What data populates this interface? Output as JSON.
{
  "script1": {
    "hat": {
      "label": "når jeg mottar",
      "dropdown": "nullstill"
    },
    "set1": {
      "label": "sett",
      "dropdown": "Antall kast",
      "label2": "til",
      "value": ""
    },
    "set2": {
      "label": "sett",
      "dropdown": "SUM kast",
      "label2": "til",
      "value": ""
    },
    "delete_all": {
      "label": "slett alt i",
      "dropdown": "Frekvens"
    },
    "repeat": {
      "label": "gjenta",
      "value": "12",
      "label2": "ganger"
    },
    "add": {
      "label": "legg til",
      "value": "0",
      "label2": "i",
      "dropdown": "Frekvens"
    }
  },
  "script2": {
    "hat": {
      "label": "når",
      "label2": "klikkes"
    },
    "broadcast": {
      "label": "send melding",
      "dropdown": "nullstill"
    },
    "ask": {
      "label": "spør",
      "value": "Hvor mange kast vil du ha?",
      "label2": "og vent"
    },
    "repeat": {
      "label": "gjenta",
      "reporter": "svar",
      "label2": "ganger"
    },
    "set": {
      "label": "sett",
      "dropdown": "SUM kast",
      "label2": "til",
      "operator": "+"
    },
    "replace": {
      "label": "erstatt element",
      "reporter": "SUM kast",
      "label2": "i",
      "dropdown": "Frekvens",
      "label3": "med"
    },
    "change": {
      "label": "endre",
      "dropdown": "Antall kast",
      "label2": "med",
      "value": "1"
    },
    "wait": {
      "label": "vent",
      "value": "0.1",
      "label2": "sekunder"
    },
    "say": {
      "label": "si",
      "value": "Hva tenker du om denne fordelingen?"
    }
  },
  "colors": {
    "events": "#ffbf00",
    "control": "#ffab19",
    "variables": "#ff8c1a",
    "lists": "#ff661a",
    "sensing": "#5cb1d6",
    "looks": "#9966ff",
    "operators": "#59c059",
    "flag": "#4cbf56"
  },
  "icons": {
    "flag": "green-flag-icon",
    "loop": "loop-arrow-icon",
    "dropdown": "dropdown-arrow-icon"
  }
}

== Aim ==
Print all of the entries exactly as they are written.

== Written solution ==
What data populates this interface? Output as JSON.
{
  "script1": {
    "hat": {
      "label": "når jeg mottar",
      "dropdown": "nullstill"
    },
    "set1": {
      "label": "sett",
      "dropdown": "Antall kast",
      "label2": "til",
      "value": ""
    },
    "set2": {
      "label": "sett",
      "dropdown": "SUM kast",
      "label2": "til",
      "value": ""
    },
    "delete_all": {
      "label": "slett alt i",
      "dropdown": "Frekvens"
    },
    "repeat": {
      "label": "gjenta",
      "value": "12",
      "label2": "ganger"
    },
    "add": {
      "label": "legg til",
      "value": "0",
      "label2": "i",
      "dropdown": "Frekvens"
    }
  },
  "script2": {
    "hat": {
      "label": "når",
      "label2": "klikkes"
    },
    "broadcast": {
      "label": "send melding",
      "dropdown": "nullstill"
    },
    "ask": {
      "label": "spør",
      "value": "Hvor mange kast vil du ha?",
      "label2": "og vent"
    },
    "repeat": {
      "label": "gjenta",
      "reporter": "svar",
      "label2": "ganger"
    },
    "set": {
      "label": "sett",
      "dropdown": "SUM kast",
      "label2": "til",
      "operator": "+"
    },
    "replace": {
      "label": "erstatt element",
      "reporter": "SUM kast",
      "label2": "i",
      "dropdown": "Frekvens",
      "label3": "med"
    },
    "change": {
      "label": "endre",
      "dropdown": "Antall kast",
      "label2": "med",
      "value": "1"
    },
    "wait": {
      "label": "vent",
      "value": "0.1",
      "label2": "sekunder"
    },
    "say": {
      "label": "si",
      "value": "Hva tenker du om denne fordelingen?"
    }
  },
  "colors": {
    "events": "#ffbf00",
    "control": "#ffab19",
    "variables": "#ff8c1a",
    "lists": "#ff661a",
    "sensing": "#5cb1d6",
    "looks": "#9966ff",
    "operators": "#59c059",
    "flag": "#4cbf56"
  },
  "icons": {
    "flag": "green-flag-icon",
    "loop": "loop-arrow-icon",
    "dropdown": "dropdown-arrow-icon"
  }
}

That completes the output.